> What the task asks
Pictures within the data are to be left out; everything else must be reproduced exactly.

(Stored entries)
[Begin]
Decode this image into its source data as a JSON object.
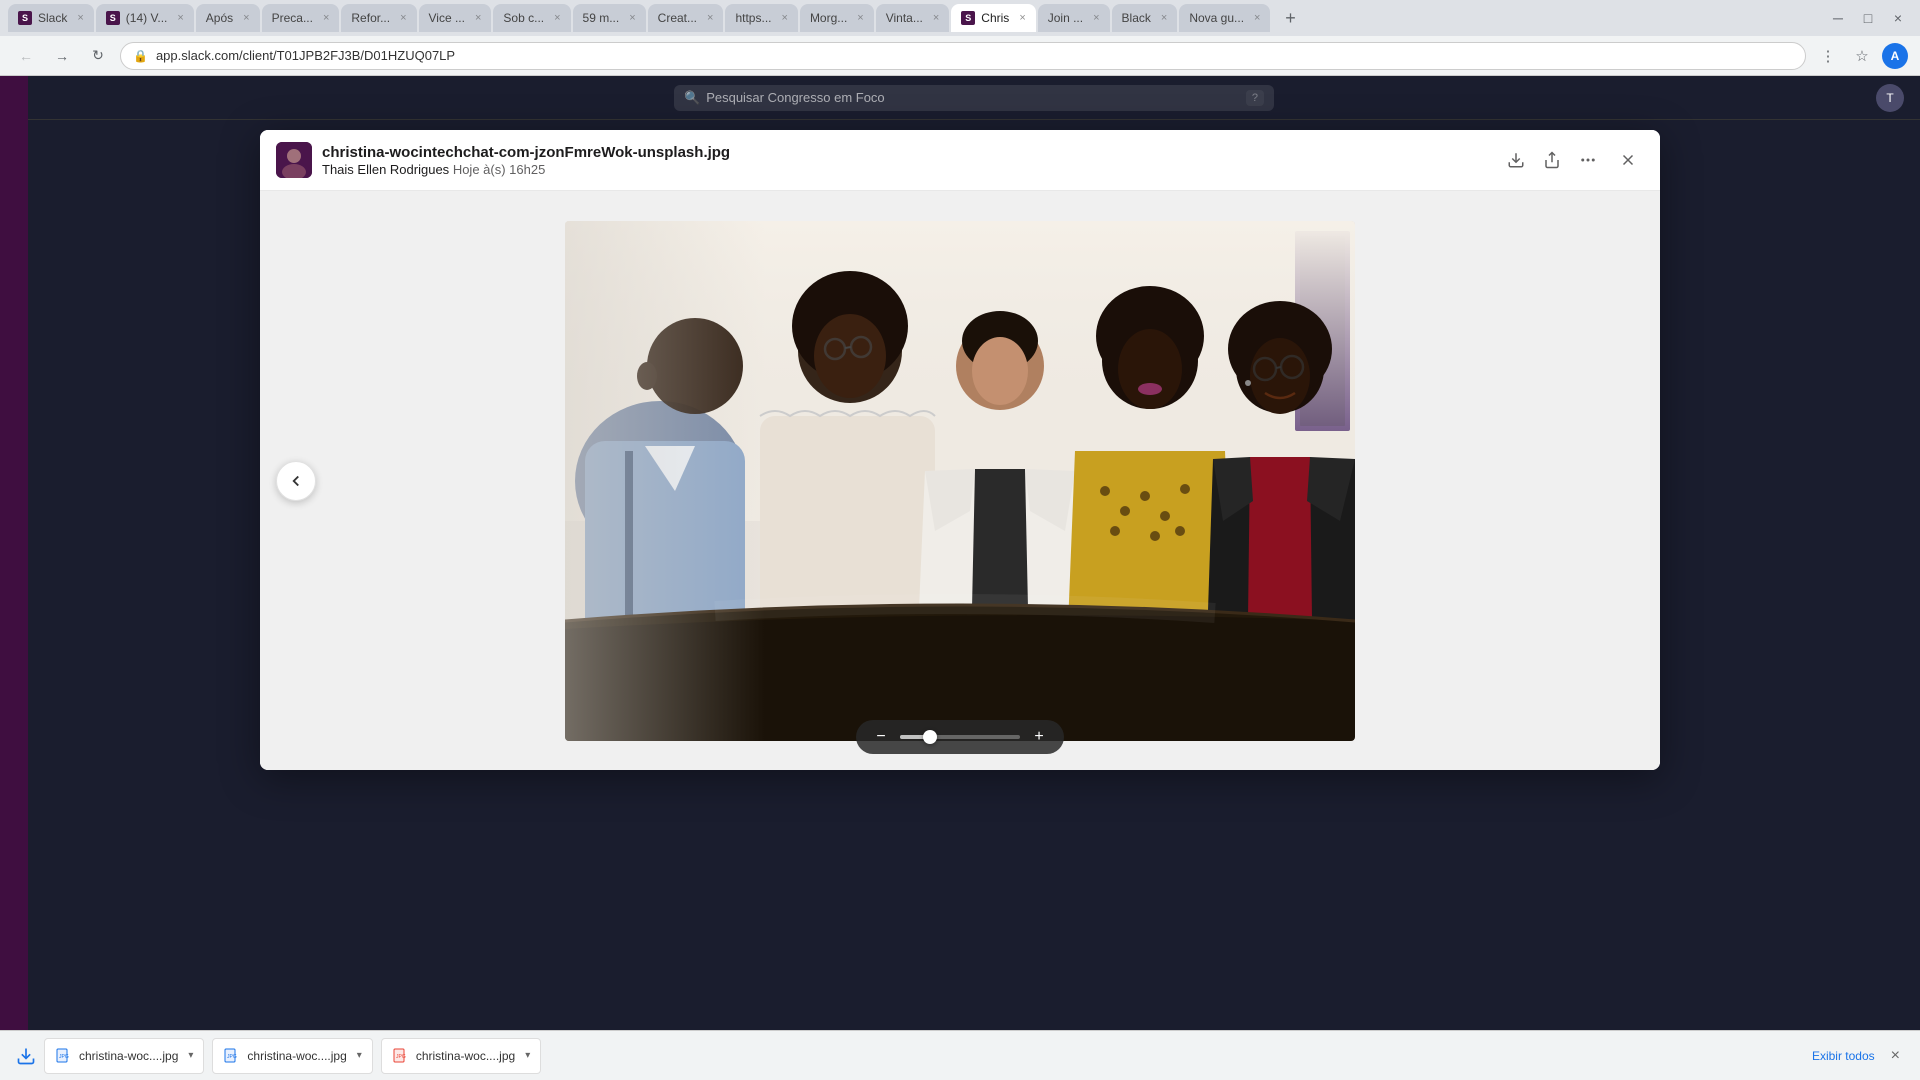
{
  "browser": {
    "address": "app.slack.com/client/T01JPB2FJ3B/D01HZUQ07LP",
    "tabs": [
      {
        "id": "slack",
        "label": "Slack",
        "favicon_text": "S",
        "active": false
      },
      {
        "id": "14v",
        "label": "(14) V...",
        "favicon_text": "S",
        "active": false
      },
      {
        "id": "apos",
        "label": "Após",
        "favicon_text": "",
        "active": false
      },
      {
        "id": "preca",
        "label": "Preca...",
        "favicon_text": "",
        "active": false
      },
      {
        "id": "refor",
        "label": "Refor...",
        "favicon_text": "",
        "active": false
      },
      {
        "id": "vice",
        "label": "Vice ...",
        "favicon_text": "",
        "active": false
      },
      {
        "id": "sob",
        "label": "Sob c...",
        "favicon_text": "",
        "active": false
      },
      {
        "id": "59m",
        "label": "59 m...",
        "favicon_text": "",
        "active": false
      },
      {
        "id": "creat",
        "label": "Creat...",
        "favicon_text": "",
        "active": false
      },
      {
        "id": "https",
        "label": "https...",
        "favicon_text": "",
        "active": false
      },
      {
        "id": "morg",
        "label": "Morg...",
        "favicon_text": "",
        "active": false
      },
      {
        "id": "vinta",
        "label": "Vinta...",
        "favicon_text": "",
        "active": false
      },
      {
        "id": "chris",
        "label": "Chris",
        "favicon_text": "S",
        "active": true
      },
      {
        "id": "join",
        "label": "Join ...",
        "favicon_text": "",
        "active": false
      },
      {
        "id": "black",
        "label": "Black",
        "favicon_text": "",
        "active": false
      },
      {
        "id": "nova",
        "label": "Nova gu...",
        "favicon_text": "",
        "active": false
      }
    ]
  },
  "slack_search": {
    "placeholder": "Pesquisar Congresso em Foco"
  },
  "image_viewer": {
    "filename": "christina-wocintechchat-com-jzonFmreWok-unsplash.jpg",
    "uploader": "Thais Ellen Rodrigues",
    "timestamp": "Hoje à(s) 16h25",
    "download_icon": "⬇",
    "share_icon": "↗",
    "more_icon": "•••",
    "close_icon": "×",
    "back_arrow": "←"
  },
  "zoom_controls": {
    "minus": "−",
    "plus": "+"
  },
  "downloads": [
    {
      "name": "christina-woc....jpg",
      "icon_color": "#1a73e8"
    },
    {
      "name": "christina-woc....jpg",
      "icon_color": "#1a73e8"
    },
    {
      "name": "christina-woc....jpg",
      "icon_color": "#1a73e8"
    }
  ],
  "downloads_bar": {
    "show_all": "Exibir todos",
    "close": "×"
  },
  "detected": {
    "chris_tab": "Chris",
    "black_tab": "Black"
  }
}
[End]
> Exercise result
Decode this image into its source data as a JSON object.
{
  "browser": {
    "address": "app.slack.com/client/T01JPB2FJ3B/D01HZUQ07LP",
    "tabs": [
      {
        "id": "slack",
        "label": "Slack",
        "favicon_text": "S",
        "active": false
      },
      {
        "id": "14v",
        "label": "(14) V...",
        "favicon_text": "S",
        "active": false
      },
      {
        "id": "apos",
        "label": "Após",
        "favicon_text": "",
        "active": false
      },
      {
        "id": "preca",
        "label": "Preca...",
        "favicon_text": "",
        "active": false
      },
      {
        "id": "refor",
        "label": "Refor...",
        "favicon_text": "",
        "active": false
      },
      {
        "id": "vice",
        "label": "Vice ...",
        "favicon_text": "",
        "active": false
      },
      {
        "id": "sob",
        "label": "Sob c...",
        "favicon_text": "",
        "active": false
      },
      {
        "id": "59m",
        "label": "59 m...",
        "favicon_text": "",
        "active": false
      },
      {
        "id": "creat",
        "label": "Creat...",
        "favicon_text": "",
        "active": false
      },
      {
        "id": "https",
        "label": "https...",
        "favicon_text": "",
        "active": false
      },
      {
        "id": "morg",
        "label": "Morg...",
        "favicon_text": "",
        "active": false
      },
      {
        "id": "vinta",
        "label": "Vinta...",
        "favicon_text": "",
        "active": false
      },
      {
        "id": "chris",
        "label": "Chris",
        "favicon_text": "S",
        "active": true
      },
      {
        "id": "join",
        "label": "Join ...",
        "favicon_text": "",
        "active": false
      },
      {
        "id": "black",
        "label": "Black",
        "favicon_text": "",
        "active": false
      },
      {
        "id": "nova",
        "label": "Nova gu...",
        "favicon_text": "",
        "active": false
      }
    ]
  },
  "slack_search": {
    "placeholder": "Pesquisar Congresso em Foco"
  },
  "image_viewer": {
    "filename": "christina-wocintechchat-com-jzonFmreWok-unsplash.jpg",
    "uploader": "Thais Ellen Rodrigues",
    "timestamp": "Hoje à(s) 16h25",
    "download_icon": "⬇",
    "share_icon": "↗",
    "more_icon": "•••",
    "close_icon": "×",
    "back_arrow": "←"
  },
  "zoom_controls": {
    "minus": "−",
    "plus": "+"
  },
  "downloads": [
    {
      "name": "christina-woc....jpg",
      "icon_color": "#1a73e8"
    },
    {
      "name": "christina-woc....jpg",
      "icon_color": "#1a73e8"
    },
    {
      "name": "christina-woc....jpg",
      "icon_color": "#1a73e8"
    }
  ],
  "downloads_bar": {
    "show_all": "Exibir todos",
    "close": "×"
  },
  "detected": {
    "chris_tab": "Chris",
    "black_tab": "Black"
  }
}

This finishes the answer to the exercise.